Task to complete – Go through the entries and transcribe each one exactly, dropping the pictures.

## BEGIN Supplied data

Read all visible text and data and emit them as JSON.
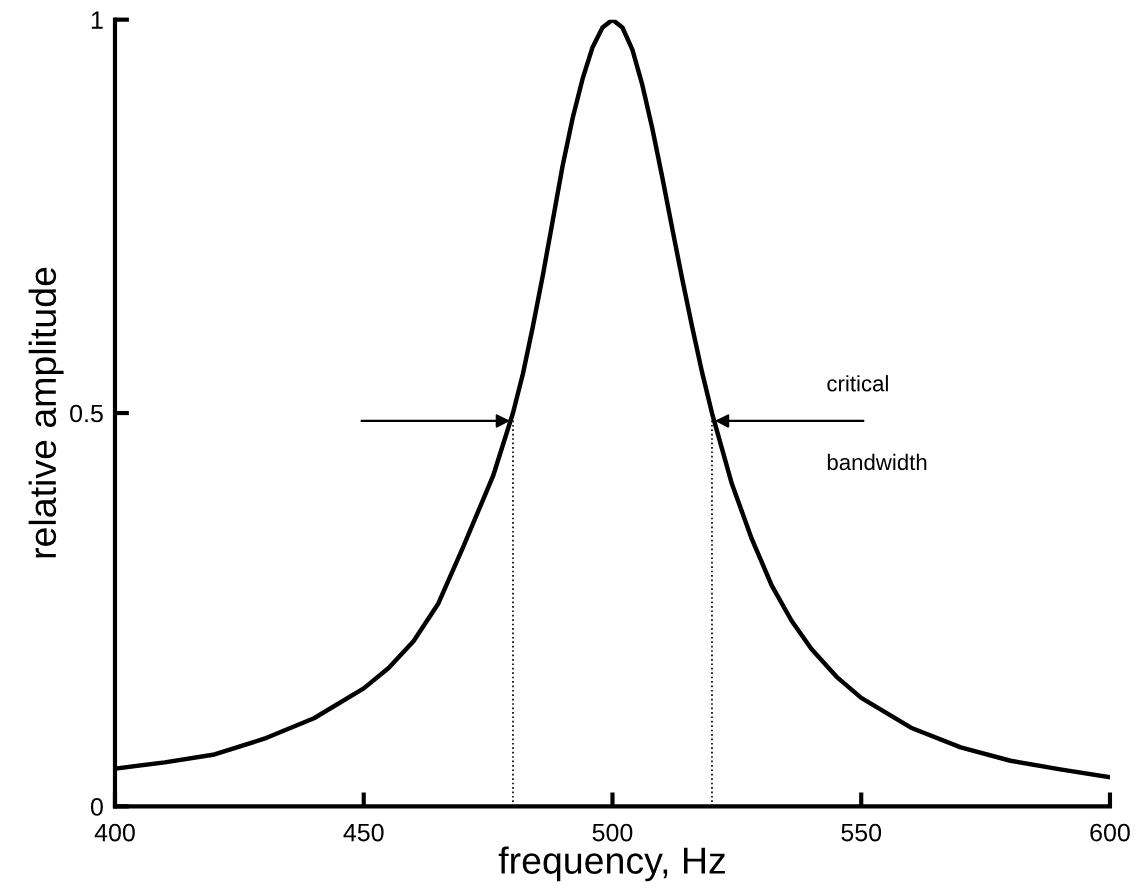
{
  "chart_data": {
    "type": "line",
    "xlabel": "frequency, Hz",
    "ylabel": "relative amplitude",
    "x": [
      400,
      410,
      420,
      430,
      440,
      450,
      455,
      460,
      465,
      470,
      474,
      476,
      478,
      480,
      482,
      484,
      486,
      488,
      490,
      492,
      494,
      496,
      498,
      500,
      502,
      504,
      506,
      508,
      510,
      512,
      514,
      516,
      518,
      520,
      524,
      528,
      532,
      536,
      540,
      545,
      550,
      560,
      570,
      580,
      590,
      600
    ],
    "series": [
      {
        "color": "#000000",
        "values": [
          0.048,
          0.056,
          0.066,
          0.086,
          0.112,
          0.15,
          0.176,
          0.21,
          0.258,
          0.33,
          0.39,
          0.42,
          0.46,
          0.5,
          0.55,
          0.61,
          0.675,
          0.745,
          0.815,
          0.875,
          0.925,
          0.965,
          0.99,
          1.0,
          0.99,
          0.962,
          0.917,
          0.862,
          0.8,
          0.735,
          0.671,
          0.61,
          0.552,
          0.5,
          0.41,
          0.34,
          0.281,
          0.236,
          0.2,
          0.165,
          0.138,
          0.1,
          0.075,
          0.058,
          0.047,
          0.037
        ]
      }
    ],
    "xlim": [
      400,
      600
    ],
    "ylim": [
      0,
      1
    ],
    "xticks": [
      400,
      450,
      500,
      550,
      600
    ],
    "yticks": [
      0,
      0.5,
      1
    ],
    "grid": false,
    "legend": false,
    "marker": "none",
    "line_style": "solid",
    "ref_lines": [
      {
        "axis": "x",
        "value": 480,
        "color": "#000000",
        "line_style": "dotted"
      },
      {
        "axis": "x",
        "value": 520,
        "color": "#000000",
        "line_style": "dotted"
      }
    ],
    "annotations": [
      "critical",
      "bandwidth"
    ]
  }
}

## END Supplied data

Result for this exercise –
Read all visible text and data and emit them as JSON.
{
  "chart_data": {
    "type": "line",
    "xlabel": "frequency, Hz",
    "ylabel": "relative amplitude",
    "x": [
      400,
      410,
      420,
      430,
      440,
      450,
      455,
      460,
      465,
      470,
      474,
      476,
      478,
      480,
      482,
      484,
      486,
      488,
      490,
      492,
      494,
      496,
      498,
      500,
      502,
      504,
      506,
      508,
      510,
      512,
      514,
      516,
      518,
      520,
      524,
      528,
      532,
      536,
      540,
      545,
      550,
      560,
      570,
      580,
      590,
      600
    ],
    "series": [
      {
        "color": "#000000",
        "values": [
          0.048,
          0.056,
          0.066,
          0.086,
          0.112,
          0.15,
          0.176,
          0.21,
          0.258,
          0.33,
          0.39,
          0.42,
          0.46,
          0.5,
          0.55,
          0.61,
          0.675,
          0.745,
          0.815,
          0.875,
          0.925,
          0.965,
          0.99,
          1.0,
          0.99,
          0.962,
          0.917,
          0.862,
          0.8,
          0.735,
          0.671,
          0.61,
          0.552,
          0.5,
          0.41,
          0.34,
          0.281,
          0.236,
          0.2,
          0.165,
          0.138,
          0.1,
          0.075,
          0.058,
          0.047,
          0.037
        ]
      }
    ],
    "xlim": [
      400,
      600
    ],
    "ylim": [
      0,
      1
    ],
    "xticks": [
      400,
      450,
      500,
      550,
      600
    ],
    "yticks": [
      0,
      0.5,
      1
    ],
    "grid": false,
    "legend": false,
    "marker": "none",
    "line_style": "solid",
    "ref_lines": [
      {
        "axis": "x",
        "value": 480,
        "color": "#000000",
        "line_style": "dotted"
      },
      {
        "axis": "x",
        "value": 520,
        "color": "#000000",
        "line_style": "dotted"
      }
    ],
    "annotations": [
      "critical",
      "bandwidth"
    ]
  }
}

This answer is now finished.